▶ _What is expected_:
Read the material below and tally how many lines hold the word "Long", giving the number and nothing else.

Stored entries:
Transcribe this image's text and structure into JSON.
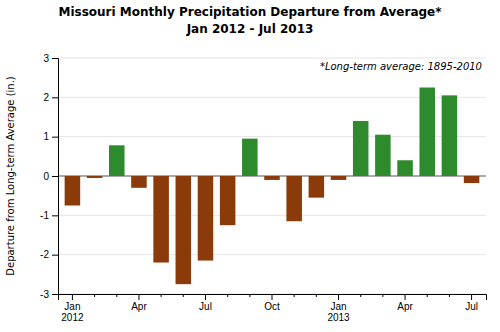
{
  "chart_data": {
    "type": "bar",
    "title": "Missouri Monthly Precipitation Departure from Average*",
    "subtitle": "Jan 2012 - Jul 2013",
    "annotation": "*Long-term average: 1895-2010",
    "y_label": "Departure from Long-term Average (in.)",
    "categories": [
      "Jan\n2012",
      null,
      null,
      "Apr",
      null,
      null,
      "Jul",
      null,
      null,
      "Oct",
      null,
      null,
      "Jan\n2013",
      null,
      null,
      "Apr",
      null,
      null,
      "Jul"
    ],
    "values": [
      -0.75,
      -0.05,
      0.78,
      -0.3,
      -2.2,
      -2.75,
      -2.15,
      -1.25,
      0.95,
      -0.1,
      -1.15,
      -0.55,
      -0.1,
      1.4,
      1.05,
      0.4,
      2.25,
      2.05,
      -0.18
    ],
    "colors": [
      "#8b3a0a",
      "#8b3a0a",
      "#2d8a2d",
      "#8b3a0a",
      "#8b3a0a",
      "#8b3a0a",
      "#8b3a0a",
      "#8b3a0a",
      "#2d8a2d",
      "#8b3a0a",
      "#8b3a0a",
      "#8b3a0a",
      "#8b3a0a",
      "#2d8a2d",
      "#2d8a2d",
      "#2d8a2d",
      "#2d8a2d",
      "#2d8a2d",
      "#8b3a0a"
    ],
    "ylim": [
      -3,
      3
    ],
    "yticks": [
      -3,
      -2,
      -1,
      0,
      1,
      2,
      3
    ],
    "grid": true
  }
}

▶ _Answer in full_:
2